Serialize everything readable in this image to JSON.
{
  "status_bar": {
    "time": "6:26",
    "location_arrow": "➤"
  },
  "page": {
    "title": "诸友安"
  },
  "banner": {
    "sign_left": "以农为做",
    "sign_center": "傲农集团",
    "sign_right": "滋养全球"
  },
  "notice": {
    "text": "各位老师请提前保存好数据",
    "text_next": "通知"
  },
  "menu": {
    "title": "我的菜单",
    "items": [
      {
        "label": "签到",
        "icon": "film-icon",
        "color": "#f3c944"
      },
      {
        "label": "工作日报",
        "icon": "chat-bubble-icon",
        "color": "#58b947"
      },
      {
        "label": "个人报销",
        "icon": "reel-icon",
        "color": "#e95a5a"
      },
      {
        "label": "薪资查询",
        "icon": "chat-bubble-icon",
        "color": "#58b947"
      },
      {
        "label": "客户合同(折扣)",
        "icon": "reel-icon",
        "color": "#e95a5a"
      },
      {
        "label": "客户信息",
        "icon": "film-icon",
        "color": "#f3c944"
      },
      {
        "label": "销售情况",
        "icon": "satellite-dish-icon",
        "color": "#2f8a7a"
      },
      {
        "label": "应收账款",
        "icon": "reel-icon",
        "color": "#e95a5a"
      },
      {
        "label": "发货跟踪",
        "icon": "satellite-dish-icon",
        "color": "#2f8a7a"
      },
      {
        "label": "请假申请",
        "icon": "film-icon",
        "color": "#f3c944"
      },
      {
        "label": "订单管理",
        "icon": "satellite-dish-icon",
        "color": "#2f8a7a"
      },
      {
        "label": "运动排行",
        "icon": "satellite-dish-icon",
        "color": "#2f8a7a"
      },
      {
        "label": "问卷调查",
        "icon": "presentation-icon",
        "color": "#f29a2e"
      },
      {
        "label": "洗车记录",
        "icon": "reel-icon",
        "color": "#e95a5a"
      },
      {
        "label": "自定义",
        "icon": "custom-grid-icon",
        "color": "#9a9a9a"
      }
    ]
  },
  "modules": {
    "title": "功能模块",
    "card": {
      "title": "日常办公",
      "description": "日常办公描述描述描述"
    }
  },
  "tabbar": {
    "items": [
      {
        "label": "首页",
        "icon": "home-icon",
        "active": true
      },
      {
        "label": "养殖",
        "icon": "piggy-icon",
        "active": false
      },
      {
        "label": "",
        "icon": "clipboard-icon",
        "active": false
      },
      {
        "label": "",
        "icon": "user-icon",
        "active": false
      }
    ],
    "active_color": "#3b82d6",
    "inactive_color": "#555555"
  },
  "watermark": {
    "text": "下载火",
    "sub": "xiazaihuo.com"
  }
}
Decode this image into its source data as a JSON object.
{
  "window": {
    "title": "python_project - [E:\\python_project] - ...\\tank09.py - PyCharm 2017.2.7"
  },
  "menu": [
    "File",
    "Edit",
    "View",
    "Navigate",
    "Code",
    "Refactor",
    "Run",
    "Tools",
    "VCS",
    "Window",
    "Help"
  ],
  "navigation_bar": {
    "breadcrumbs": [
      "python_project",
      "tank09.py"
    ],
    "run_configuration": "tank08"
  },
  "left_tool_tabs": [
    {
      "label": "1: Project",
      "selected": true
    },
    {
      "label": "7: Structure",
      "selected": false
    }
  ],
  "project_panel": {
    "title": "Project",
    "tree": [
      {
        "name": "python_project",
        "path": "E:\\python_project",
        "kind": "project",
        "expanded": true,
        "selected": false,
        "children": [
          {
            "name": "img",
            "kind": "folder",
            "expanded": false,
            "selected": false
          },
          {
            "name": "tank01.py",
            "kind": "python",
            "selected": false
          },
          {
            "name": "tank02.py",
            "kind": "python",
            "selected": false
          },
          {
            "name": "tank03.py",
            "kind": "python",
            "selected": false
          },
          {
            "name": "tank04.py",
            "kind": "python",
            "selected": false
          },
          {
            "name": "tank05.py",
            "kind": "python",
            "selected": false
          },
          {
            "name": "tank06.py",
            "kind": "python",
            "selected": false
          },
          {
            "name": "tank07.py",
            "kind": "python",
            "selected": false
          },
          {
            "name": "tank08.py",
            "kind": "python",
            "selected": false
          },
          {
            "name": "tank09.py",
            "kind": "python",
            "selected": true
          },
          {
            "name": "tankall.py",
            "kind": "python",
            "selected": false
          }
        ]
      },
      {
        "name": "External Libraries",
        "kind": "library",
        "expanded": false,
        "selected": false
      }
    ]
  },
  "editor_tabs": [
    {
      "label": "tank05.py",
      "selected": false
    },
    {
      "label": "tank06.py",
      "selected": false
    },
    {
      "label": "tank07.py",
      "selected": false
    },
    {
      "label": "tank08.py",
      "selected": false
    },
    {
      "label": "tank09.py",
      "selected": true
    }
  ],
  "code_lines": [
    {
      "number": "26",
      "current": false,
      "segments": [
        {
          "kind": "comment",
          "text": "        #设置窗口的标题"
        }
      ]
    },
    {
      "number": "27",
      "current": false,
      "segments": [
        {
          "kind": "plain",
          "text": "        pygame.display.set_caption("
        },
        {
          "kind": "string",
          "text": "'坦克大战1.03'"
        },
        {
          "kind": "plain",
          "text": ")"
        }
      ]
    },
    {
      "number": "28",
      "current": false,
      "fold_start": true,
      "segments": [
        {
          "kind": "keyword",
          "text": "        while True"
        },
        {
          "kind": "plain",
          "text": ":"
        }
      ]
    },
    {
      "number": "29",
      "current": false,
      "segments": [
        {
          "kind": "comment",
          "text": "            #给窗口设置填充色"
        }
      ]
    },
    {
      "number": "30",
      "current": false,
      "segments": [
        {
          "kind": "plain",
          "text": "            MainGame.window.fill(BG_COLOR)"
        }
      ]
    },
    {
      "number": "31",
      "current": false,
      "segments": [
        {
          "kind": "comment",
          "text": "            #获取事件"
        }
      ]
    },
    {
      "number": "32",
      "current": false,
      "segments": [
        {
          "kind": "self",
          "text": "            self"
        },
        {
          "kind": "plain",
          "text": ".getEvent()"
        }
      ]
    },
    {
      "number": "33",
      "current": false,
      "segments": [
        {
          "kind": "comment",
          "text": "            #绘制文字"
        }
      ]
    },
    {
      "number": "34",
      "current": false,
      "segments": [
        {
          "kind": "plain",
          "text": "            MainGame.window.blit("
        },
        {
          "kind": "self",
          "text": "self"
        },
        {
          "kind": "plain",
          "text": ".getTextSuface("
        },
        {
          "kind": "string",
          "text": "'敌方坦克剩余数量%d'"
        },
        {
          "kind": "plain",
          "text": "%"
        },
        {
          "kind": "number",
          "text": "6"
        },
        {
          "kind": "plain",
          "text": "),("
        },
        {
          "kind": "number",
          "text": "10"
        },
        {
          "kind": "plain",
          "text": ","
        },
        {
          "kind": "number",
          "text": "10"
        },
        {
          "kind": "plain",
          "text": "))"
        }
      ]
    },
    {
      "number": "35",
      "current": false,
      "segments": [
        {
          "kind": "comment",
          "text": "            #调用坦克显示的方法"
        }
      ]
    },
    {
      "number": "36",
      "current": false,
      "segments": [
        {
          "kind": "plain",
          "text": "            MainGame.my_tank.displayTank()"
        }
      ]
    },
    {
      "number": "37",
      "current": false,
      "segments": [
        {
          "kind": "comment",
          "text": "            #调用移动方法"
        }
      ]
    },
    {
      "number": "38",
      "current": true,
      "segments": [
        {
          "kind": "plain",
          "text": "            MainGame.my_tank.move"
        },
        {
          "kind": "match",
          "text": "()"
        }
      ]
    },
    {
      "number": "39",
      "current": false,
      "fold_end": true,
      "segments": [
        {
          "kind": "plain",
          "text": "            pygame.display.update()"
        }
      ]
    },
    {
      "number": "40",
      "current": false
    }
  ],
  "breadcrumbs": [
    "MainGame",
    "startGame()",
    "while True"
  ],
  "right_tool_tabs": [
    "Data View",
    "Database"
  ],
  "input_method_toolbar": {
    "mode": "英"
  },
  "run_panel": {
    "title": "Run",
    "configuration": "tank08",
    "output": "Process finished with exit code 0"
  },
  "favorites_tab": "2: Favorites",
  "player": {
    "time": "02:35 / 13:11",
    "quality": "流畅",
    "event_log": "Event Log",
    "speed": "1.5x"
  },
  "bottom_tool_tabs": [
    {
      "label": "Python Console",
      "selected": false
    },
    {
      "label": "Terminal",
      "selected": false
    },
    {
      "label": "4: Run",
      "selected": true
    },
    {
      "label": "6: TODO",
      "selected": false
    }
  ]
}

* * * * * * *

● REQUIREMENT: Return only the number of lines in the data above that include the word "expanded".

● PROBLEM SOLUTION: 3